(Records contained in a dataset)

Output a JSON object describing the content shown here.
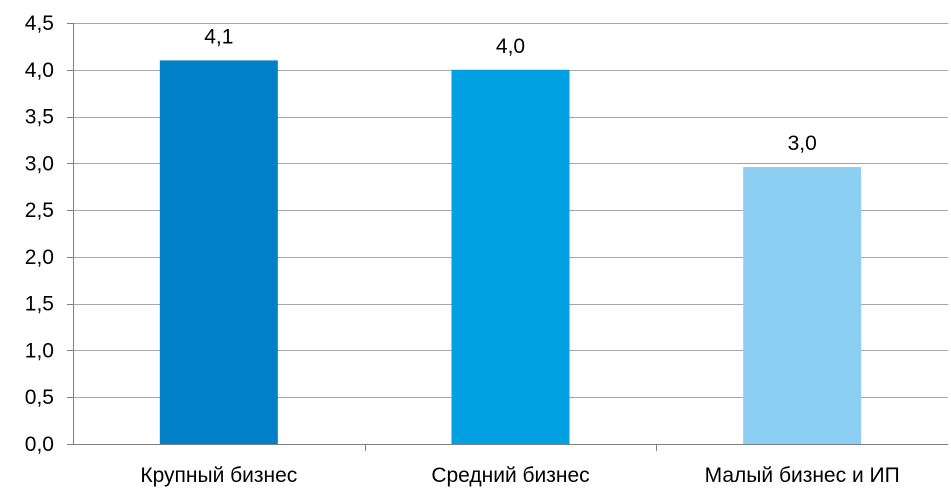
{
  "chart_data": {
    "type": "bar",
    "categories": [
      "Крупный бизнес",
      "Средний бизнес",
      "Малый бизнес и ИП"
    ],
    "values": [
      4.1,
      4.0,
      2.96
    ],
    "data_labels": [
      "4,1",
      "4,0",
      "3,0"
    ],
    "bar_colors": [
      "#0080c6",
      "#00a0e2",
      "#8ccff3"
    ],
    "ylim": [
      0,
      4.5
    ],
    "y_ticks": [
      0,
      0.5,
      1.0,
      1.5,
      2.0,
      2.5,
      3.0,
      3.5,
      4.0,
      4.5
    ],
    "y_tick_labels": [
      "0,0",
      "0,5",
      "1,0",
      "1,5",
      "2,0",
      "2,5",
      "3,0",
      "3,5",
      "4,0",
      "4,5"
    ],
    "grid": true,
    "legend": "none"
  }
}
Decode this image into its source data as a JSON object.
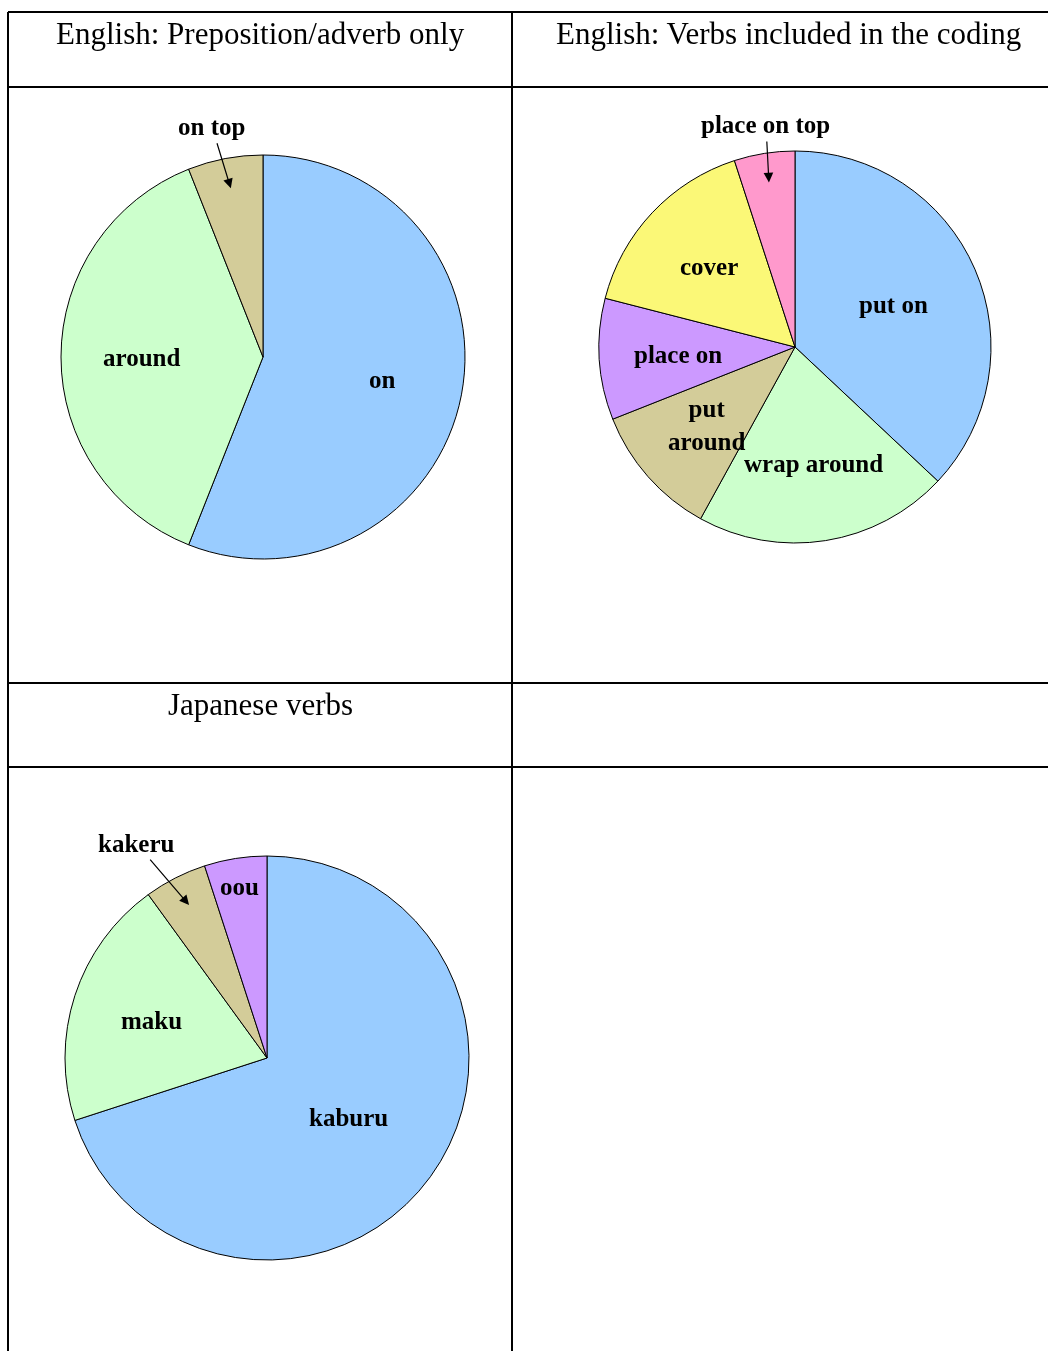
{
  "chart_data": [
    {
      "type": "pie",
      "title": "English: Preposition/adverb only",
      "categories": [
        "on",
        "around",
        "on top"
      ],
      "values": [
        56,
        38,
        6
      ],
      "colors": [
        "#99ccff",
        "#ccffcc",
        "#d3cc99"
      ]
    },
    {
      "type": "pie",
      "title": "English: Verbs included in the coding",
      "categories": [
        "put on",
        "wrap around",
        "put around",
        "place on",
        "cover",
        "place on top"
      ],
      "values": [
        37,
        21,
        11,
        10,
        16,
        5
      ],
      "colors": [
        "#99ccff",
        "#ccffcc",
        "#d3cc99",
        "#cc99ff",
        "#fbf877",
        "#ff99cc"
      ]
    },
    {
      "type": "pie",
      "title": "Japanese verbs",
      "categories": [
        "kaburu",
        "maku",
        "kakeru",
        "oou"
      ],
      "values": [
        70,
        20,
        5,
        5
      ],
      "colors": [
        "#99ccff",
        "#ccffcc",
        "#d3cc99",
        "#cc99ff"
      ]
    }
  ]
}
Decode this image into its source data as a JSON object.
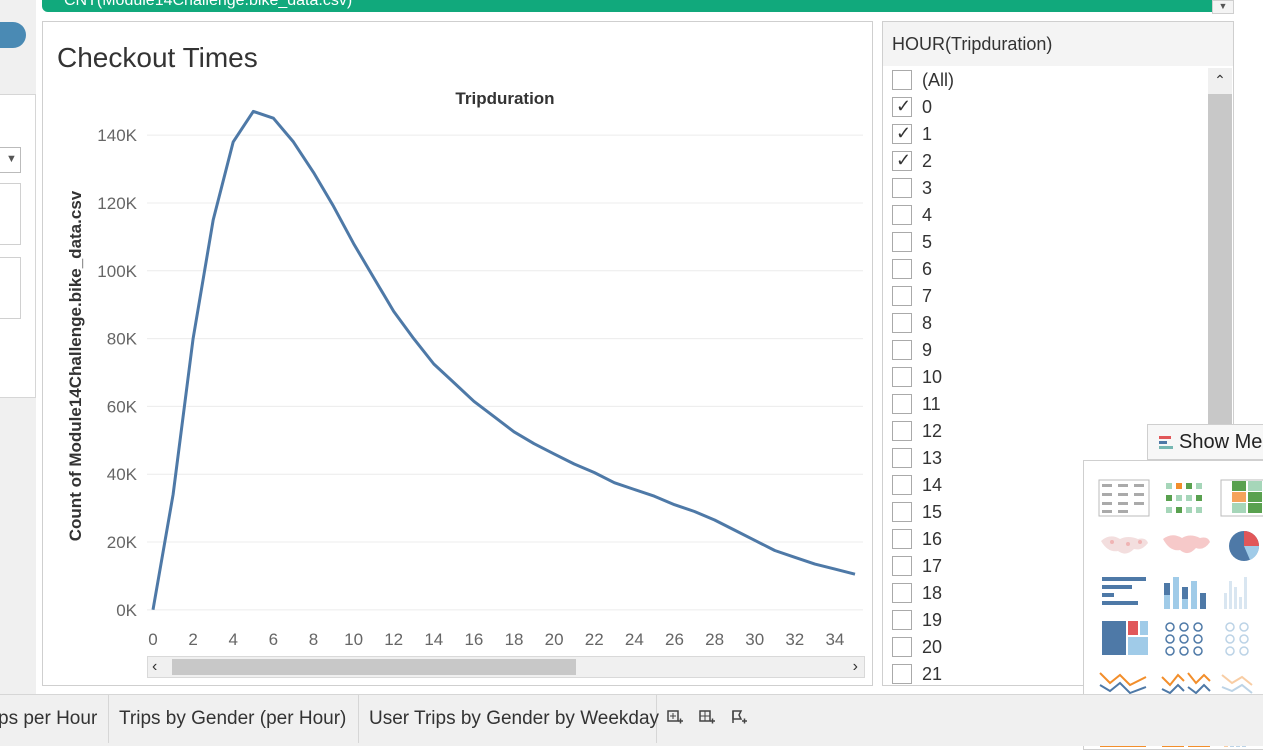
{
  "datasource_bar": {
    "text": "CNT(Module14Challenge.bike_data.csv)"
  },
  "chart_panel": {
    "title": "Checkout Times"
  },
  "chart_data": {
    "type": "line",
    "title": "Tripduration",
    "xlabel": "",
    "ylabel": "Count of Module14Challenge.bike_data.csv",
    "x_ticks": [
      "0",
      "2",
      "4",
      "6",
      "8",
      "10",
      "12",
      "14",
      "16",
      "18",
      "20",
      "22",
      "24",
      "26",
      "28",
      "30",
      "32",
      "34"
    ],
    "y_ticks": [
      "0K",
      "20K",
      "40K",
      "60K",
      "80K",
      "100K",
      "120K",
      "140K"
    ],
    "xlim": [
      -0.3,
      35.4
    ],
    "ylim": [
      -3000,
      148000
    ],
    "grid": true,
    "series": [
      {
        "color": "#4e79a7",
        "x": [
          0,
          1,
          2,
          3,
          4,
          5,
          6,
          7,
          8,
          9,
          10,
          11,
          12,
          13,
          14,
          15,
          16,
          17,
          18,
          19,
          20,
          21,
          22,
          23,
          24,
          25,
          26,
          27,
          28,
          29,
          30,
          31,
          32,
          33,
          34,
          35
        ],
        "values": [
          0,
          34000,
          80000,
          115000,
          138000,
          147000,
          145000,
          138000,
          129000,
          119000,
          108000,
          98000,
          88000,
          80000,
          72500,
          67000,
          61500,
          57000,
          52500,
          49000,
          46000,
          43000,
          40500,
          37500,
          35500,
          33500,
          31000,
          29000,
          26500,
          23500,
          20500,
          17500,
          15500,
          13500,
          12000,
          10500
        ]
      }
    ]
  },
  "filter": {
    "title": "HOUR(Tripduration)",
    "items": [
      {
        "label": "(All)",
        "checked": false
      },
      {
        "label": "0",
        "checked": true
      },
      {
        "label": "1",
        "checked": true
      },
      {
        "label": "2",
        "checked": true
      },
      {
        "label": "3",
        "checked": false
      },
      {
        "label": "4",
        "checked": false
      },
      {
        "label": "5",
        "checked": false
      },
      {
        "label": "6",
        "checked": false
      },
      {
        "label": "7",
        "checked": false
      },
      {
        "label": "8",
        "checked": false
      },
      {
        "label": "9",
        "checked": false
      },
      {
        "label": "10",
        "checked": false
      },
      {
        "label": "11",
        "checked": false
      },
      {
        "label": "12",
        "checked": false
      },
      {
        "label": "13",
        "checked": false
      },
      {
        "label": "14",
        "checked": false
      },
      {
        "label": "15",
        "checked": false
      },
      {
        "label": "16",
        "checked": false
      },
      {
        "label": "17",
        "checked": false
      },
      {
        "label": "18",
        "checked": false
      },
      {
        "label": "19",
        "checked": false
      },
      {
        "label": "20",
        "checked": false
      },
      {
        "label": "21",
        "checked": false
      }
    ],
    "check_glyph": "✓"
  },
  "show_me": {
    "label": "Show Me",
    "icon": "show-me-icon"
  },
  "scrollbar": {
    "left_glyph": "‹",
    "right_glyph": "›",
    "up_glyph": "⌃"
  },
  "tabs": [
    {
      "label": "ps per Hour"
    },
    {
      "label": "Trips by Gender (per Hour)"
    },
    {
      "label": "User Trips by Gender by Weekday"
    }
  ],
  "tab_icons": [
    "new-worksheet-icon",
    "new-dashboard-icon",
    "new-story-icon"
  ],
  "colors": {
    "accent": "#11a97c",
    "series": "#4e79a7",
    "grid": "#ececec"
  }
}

** WHAT TO WORK ON **
Repeat the lines above exactly, and keep every picture out.

** EXPECTED ANSWER **
Output a JSON object describing the content shown here.
{
  "chart_data": {
    "type": "bar",
    "categories": [
      "Крупный бизнес",
      "Средний бизнес",
      "Малый бизнес и ИП"
    ],
    "values": [
      4.1,
      4.0,
      2.96
    ],
    "data_labels": [
      "4,1",
      "4,0",
      "3,0"
    ],
    "bar_colors": [
      "#0080c6",
      "#00a0e2",
      "#8ccff3"
    ],
    "ylim": [
      0,
      4.5
    ],
    "y_ticks": [
      0,
      0.5,
      1.0,
      1.5,
      2.0,
      2.5,
      3.0,
      3.5,
      4.0,
      4.5
    ],
    "y_tick_labels": [
      "0,0",
      "0,5",
      "1,0",
      "1,5",
      "2,0",
      "2,5",
      "3,0",
      "3,5",
      "4,0",
      "4,5"
    ],
    "grid": true,
    "legend": "none"
  }
}
Decode this image into its source data as a JSON object.
{
  "chart_data": [
    {
      "type": "pie",
      "title": "English: Preposition/adverb only",
      "categories": [
        "on",
        "around",
        "on top"
      ],
      "values": [
        56,
        38,
        6
      ],
      "colors": [
        "#99ccff",
        "#ccffcc",
        "#d3cc99"
      ]
    },
    {
      "type": "pie",
      "title": "English: Verbs included in the coding",
      "categories": [
        "put on",
        "wrap around",
        "put around",
        "place on",
        "cover",
        "place on top"
      ],
      "values": [
        37,
        21,
        11,
        10,
        16,
        5
      ],
      "colors": [
        "#99ccff",
        "#ccffcc",
        "#d3cc99",
        "#cc99ff",
        "#fbf877",
        "#ff99cc"
      ]
    },
    {
      "type": "pie",
      "title": "Japanese verbs",
      "categories": [
        "kaburu",
        "maku",
        "kakeru",
        "oou"
      ],
      "values": [
        70,
        20,
        5,
        5
      ],
      "colors": [
        "#99ccff",
        "#ccffcc",
        "#d3cc99",
        "#cc99ff"
      ]
    }
  ]
}
Decode this image into its source data as a JSON object.
{
  "datasource_bar": {
    "text": "CNT(Module14Challenge.bike_data.csv)"
  },
  "chart_panel": {
    "title": "Checkout Times"
  },
  "chart_data": {
    "type": "line",
    "title": "Tripduration",
    "xlabel": "",
    "ylabel": "Count of Module14Challenge.bike_data.csv",
    "x_ticks": [
      "0",
      "2",
      "4",
      "6",
      "8",
      "10",
      "12",
      "14",
      "16",
      "18",
      "20",
      "22",
      "24",
      "26",
      "28",
      "30",
      "32",
      "34"
    ],
    "y_ticks": [
      "0K",
      "20K",
      "40K",
      "60K",
      "80K",
      "100K",
      "120K",
      "140K"
    ],
    "xlim": [
      -0.3,
      35.4
    ],
    "ylim": [
      -3000,
      148000
    ],
    "grid": true,
    "series": [
      {
        "color": "#4e79a7",
        "x": [
          0,
          1,
          2,
          3,
          4,
          5,
          6,
          7,
          8,
          9,
          10,
          11,
          12,
          13,
          14,
          15,
          16,
          17,
          18,
          19,
          20,
          21,
          22,
          23,
          24,
          25,
          26,
          27,
          28,
          29,
          30,
          31,
          32,
          33,
          34,
          35
        ],
        "values": [
          0,
          34000,
          80000,
          115000,
          138000,
          147000,
          145000,
          138000,
          129000,
          119000,
          108000,
          98000,
          88000,
          80000,
          72500,
          67000,
          61500,
          57000,
          52500,
          49000,
          46000,
          43000,
          40500,
          37500,
          35500,
          33500,
          31000,
          29000,
          26500,
          23500,
          20500,
          17500,
          15500,
          13500,
          12000,
          10500
        ]
      }
    ]
  },
  "filter": {
    "title": "HOUR(Tripduration)",
    "items": [
      {
        "label": "(All)",
        "checked": false
      },
      {
        "label": "0",
        "checked": true
      },
      {
        "label": "1",
        "checked": true
      },
      {
        "label": "2",
        "checked": true
      },
      {
        "label": "3",
        "checked": false
      },
      {
        "label": "4",
        "checked": false
      },
      {
        "label": "5",
        "checked": false
      },
      {
        "label": "6",
        "checked": false
      },
      {
        "label": "7",
        "checked": false
      },
      {
        "label": "8",
        "checked": false
      },
      {
        "label": "9",
        "checked": false
      },
      {
        "label": "10",
        "checked": false
      },
      {
        "label": "11",
        "checked": false
      },
      {
        "label": "12",
        "checked": false
      },
      {
        "label": "13",
        "checked": false
      },
      {
        "label": "14",
        "checked": false
      },
      {
        "label": "15",
        "checked": false
      },
      {
        "label": "16",
        "checked": false
      },
      {
        "label": "17",
        "checked": false
      },
      {
        "label": "18",
        "checked": false
      },
      {
        "label": "19",
        "checked": false
      },
      {
        "label": "20",
        "checked": false
      },
      {
        "label": "21",
        "checked": false
      }
    ],
    "check_glyph": "✓"
  },
  "show_me": {
    "label": "Show Me",
    "icon": "show-me-icon"
  },
  "scrollbar": {
    "left_glyph": "‹",
    "right_glyph": "›",
    "up_glyph": "⌃"
  },
  "tabs": [
    {
      "label": "ps per Hour"
    },
    {
      "label": "Trips by Gender (per Hour)"
    },
    {
      "label": "User Trips by Gender by Weekday"
    }
  ],
  "tab_icons": [
    "new-worksheet-icon",
    "new-dashboard-icon",
    "new-story-icon"
  ],
  "colors": {
    "accent": "#11a97c",
    "series": "#4e79a7",
    "grid": "#ececec"
  }
}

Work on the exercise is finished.